Set the following entries down again exactly, line by line.

Records:

= = = = =

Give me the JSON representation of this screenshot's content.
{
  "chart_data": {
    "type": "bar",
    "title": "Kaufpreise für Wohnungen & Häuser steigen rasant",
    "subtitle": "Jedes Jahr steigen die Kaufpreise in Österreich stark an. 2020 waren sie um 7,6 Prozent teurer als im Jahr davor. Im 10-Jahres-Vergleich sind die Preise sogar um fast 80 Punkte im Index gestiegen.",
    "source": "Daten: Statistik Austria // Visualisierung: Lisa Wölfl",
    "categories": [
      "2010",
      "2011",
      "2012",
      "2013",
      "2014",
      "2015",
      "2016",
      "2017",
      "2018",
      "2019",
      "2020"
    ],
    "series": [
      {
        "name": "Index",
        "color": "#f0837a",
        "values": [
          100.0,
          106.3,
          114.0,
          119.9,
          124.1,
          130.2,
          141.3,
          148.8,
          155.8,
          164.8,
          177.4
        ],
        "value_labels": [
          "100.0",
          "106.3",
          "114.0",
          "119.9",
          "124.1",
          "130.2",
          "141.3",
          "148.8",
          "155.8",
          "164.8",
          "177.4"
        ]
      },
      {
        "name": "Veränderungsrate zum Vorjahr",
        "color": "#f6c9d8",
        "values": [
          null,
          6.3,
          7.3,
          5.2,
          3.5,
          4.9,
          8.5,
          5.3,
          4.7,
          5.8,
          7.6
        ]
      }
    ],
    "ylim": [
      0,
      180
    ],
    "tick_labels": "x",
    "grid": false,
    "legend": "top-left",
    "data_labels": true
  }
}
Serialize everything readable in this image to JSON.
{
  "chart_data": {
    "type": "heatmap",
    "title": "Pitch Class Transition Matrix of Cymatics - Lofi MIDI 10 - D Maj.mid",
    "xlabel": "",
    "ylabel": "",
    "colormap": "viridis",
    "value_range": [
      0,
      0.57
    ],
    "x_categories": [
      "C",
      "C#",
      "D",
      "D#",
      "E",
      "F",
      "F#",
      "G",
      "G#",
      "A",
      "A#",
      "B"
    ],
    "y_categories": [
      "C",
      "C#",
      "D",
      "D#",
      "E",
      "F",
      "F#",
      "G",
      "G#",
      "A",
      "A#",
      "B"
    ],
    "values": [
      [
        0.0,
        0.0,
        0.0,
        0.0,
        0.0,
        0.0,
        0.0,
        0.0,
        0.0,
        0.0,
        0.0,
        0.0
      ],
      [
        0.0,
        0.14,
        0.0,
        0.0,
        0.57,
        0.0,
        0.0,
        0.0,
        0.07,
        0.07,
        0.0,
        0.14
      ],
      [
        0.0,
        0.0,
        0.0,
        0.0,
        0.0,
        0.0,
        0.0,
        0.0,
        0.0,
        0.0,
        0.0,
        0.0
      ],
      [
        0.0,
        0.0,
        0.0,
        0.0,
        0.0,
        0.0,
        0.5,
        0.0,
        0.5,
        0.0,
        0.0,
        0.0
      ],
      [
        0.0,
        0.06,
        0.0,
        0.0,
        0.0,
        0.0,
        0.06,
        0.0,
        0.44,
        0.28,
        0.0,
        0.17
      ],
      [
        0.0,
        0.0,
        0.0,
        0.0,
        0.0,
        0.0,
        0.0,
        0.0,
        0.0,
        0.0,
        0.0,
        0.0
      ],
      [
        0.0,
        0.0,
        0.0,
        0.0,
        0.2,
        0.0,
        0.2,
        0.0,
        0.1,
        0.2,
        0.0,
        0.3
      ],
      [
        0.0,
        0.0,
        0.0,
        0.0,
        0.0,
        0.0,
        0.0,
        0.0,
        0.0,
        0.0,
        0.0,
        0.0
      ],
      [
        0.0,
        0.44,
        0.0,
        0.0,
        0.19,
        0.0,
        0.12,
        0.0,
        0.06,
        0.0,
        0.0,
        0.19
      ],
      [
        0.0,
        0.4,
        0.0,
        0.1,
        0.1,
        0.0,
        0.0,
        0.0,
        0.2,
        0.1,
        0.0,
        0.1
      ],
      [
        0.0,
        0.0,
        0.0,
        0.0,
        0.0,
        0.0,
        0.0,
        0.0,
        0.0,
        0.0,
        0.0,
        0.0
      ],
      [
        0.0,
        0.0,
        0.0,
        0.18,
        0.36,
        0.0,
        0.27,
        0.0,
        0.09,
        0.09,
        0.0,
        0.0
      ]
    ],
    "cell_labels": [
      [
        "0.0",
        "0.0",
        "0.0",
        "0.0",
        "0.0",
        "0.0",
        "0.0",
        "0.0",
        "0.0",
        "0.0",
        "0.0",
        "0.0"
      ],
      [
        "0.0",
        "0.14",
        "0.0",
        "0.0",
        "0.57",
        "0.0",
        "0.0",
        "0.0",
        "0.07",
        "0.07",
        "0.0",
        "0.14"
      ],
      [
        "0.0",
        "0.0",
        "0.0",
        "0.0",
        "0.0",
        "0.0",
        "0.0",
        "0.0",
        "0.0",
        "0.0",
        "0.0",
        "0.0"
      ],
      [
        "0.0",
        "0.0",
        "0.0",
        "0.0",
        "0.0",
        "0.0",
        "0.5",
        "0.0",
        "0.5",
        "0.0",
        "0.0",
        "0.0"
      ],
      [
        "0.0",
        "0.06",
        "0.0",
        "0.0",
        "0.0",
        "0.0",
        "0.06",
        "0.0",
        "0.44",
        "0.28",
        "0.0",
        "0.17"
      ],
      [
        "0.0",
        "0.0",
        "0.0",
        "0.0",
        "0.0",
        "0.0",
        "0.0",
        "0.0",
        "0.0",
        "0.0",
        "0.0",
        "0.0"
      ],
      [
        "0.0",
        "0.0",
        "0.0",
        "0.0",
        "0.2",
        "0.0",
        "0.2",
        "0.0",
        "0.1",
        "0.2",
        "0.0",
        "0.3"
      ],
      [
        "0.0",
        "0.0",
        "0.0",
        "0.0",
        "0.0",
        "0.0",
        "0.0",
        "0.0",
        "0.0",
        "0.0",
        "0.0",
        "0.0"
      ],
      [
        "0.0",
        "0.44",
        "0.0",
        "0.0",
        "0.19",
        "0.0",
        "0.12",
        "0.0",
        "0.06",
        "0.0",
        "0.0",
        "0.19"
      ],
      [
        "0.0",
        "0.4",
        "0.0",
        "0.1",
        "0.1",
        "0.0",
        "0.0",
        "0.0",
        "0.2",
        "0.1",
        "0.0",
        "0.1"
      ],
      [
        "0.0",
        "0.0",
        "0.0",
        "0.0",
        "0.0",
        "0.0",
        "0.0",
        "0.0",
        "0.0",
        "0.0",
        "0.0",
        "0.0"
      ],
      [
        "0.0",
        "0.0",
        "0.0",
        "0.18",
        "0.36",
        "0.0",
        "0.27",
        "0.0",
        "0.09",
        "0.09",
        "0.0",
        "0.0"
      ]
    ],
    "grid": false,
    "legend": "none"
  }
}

= = = = =

• _Full output_
Give me the JSON representation of this screenshot's content.
{
  "chart_data": {
    "type": "bar",
    "title": "Kaufpreise für Wohnungen & Häuser steigen rasant",
    "subtitle": "Jedes Jahr steigen die Kaufpreise in Österreich stark an. 2020 waren sie um 7,6 Prozent teurer als im Jahr davor. Im 10-Jahres-Vergleich sind die Preise sogar um fast 80 Punkte im Index gestiegen.",
    "source": "Daten: Statistik Austria // Visualisierung: Lisa Wölfl",
    "categories": [
      "2010",
      "2011",
      "2012",
      "2013",
      "2014",
      "2015",
      "2016",
      "2017",
      "2018",
      "2019",
      "2020"
    ],
    "series": [
      {
        "name": "Index",
        "color": "#f0837a",
        "values": [
          100.0,
          106.3,
          114.0,
          119.9,
          124.1,
          130.2,
          141.3,
          148.8,
          155.8,
          164.8,
          177.4
        ],
        "value_labels": [
          "100.0",
          "106.3",
          "114.0",
          "119.9",
          "124.1",
          "130.2",
          "141.3",
          "148.8",
          "155.8",
          "164.8",
          "177.4"
        ]
      },
      {
        "name": "Veränderungsrate zum Vorjahr",
        "color": "#f6c9d8",
        "values": [
          null,
          6.3,
          7.3,
          5.2,
          3.5,
          4.9,
          8.5,
          5.3,
          4.7,
          5.8,
          7.6
        ]
      }
    ],
    "ylim": [
      0,
      180
    ],
    "tick_labels": "x",
    "grid": false,
    "legend": "top-left",
    "data_labels": true
  }
}
Serialize everything readable in this image to JSON.
{
  "chart_data": {
    "type": "heatmap",
    "title": "Pitch Class Transition Matrix of Cymatics - Lofi MIDI 10 - D Maj.mid",
    "xlabel": "",
    "ylabel": "",
    "colormap": "viridis",
    "value_range": [
      0,
      0.57
    ],
    "x_categories": [
      "C",
      "C#",
      "D",
      "D#",
      "E",
      "F",
      "F#",
      "G",
      "G#",
      "A",
      "A#",
      "B"
    ],
    "y_categories": [
      "C",
      "C#",
      "D",
      "D#",
      "E",
      "F",
      "F#",
      "G",
      "G#",
      "A",
      "A#",
      "B"
    ],
    "values": [
      [
        0.0,
        0.0,
        0.0,
        0.0,
        0.0,
        0.0,
        0.0,
        0.0,
        0.0,
        0.0,
        0.0,
        0.0
      ],
      [
        0.0,
        0.14,
        0.0,
        0.0,
        0.57,
        0.0,
        0.0,
        0.0,
        0.07,
        0.07,
        0.0,
        0.14
      ],
      [
        0.0,
        0.0,
        0.0,
        0.0,
        0.0,
        0.0,
        0.0,
        0.0,
        0.0,
        0.0,
        0.0,
        0.0
      ],
      [
        0.0,
        0.0,
        0.0,
        0.0,
        0.0,
        0.0,
        0.5,
        0.0,
        0.5,
        0.0,
        0.0,
        0.0
      ],
      [
        0.0,
        0.06,
        0.0,
        0.0,
        0.0,
        0.0,
        0.06,
        0.0,
        0.44,
        0.28,
        0.0,
        0.17
      ],
      [
        0.0,
        0.0,
        0.0,
        0.0,
        0.0,
        0.0,
        0.0,
        0.0,
        0.0,
        0.0,
        0.0,
        0.0
      ],
      [
        0.0,
        0.0,
        0.0,
        0.0,
        0.2,
        0.0,
        0.2,
        0.0,
        0.1,
        0.2,
        0.0,
        0.3
      ],
      [
        0.0,
        0.0,
        0.0,
        0.0,
        0.0,
        0.0,
        0.0,
        0.0,
        0.0,
        0.0,
        0.0,
        0.0
      ],
      [
        0.0,
        0.44,
        0.0,
        0.0,
        0.19,
        0.0,
        0.12,
        0.0,
        0.06,
        0.0,
        0.0,
        0.19
      ],
      [
        0.0,
        0.4,
        0.0,
        0.1,
        0.1,
        0.0,
        0.0,
        0.0,
        0.2,
        0.1,
        0.0,
        0.1
      ],
      [
        0.0,
        0.0,
        0.0,
        0.0,
        0.0,
        0.0,
        0.0,
        0.0,
        0.0,
        0.0,
        0.0,
        0.0
      ],
      [
        0.0,
        0.0,
        0.0,
        0.18,
        0.36,
        0.0,
        0.27,
        0.0,
        0.09,
        0.09,
        0.0,
        0.0
      ]
    ],
    "cell_labels": [
      [
        "0.0",
        "0.0",
        "0.0",
        "0.0",
        "0.0",
        "0.0",
        "0.0",
        "0.0",
        "0.0",
        "0.0",
        "0.0",
        "0.0"
      ],
      [
        "0.0",
        "0.14",
        "0.0",
        "0.0",
        "0.57",
        "0.0",
        "0.0",
        "0.0",
        "0.07",
        "0.07",
        "0.0",
        "0.14"
      ],
      [
        "0.0",
        "0.0",
        "0.0",
        "0.0",
        "0.0",
        "0.0",
        "0.0",
        "0.0",
        "0.0",
        "0.0",
        "0.0",
        "0.0"
      ],
      [
        "0.0",
        "0.0",
        "0.0",
        "0.0",
        "0.0",
        "0.0",
        "0.5",
        "0.0",
        "0.5",
        "0.0",
        "0.0",
        "0.0"
      ],
      [
        "0.0",
        "0.06",
        "0.0",
        "0.0",
        "0.0",
        "0.0",
        "0.06",
        "0.0",
        "0.44",
        "0.28",
        "0.0",
        "0.17"
      ],
      [
        "0.0",
        "0.0",
        "0.0",
        "0.0",
        "0.0",
        "0.0",
        "0.0",
        "0.0",
        "0.0",
        "0.0",
        "0.0",
        "0.0"
      ],
      [
        "0.0",
        "0.0",
        "0.0",
        "0.0",
        "0.2",
        "0.0",
        "0.2",
        "0.0",
        "0.1",
        "0.2",
        "0.0",
        "0.3"
      ],
      [
        "0.0",
        "0.0",
        "0.0",
        "0.0",
        "0.0",
        "0.0",
        "0.0",
        "0.0",
        "0.0",
        "0.0",
        "0.0",
        "0.0"
      ],
      [
        "0.0",
        "0.44",
        "0.0",
        "0.0",
        "0.19",
        "0.0",
        "0.12",
        "0.0",
        "0.06",
        "0.0",
        "0.0",
        "0.19"
      ],
      [
        "0.0",
        "0.4",
        "0.0",
        "0.1",
        "0.1",
        "0.0",
        "0.0",
        "0.0",
        "0.2",
        "0.1",
        "0.0",
        "0.1"
      ],
      [
        "0.0",
        "0.0",
        "0.0",
        "0.0",
        "0.0",
        "0.0",
        "0.0",
        "0.0",
        "0.0",
        "0.0",
        "0.0",
        "0.0"
      ],
      [
        "0.0",
        "0.0",
        "0.0",
        "0.18",
        "0.36",
        "0.0",
        "0.27",
        "0.0",
        "0.09",
        "0.09",
        "0.0",
        "0.0"
      ]
    ],
    "grid": false,
    "legend": "none"
  }
}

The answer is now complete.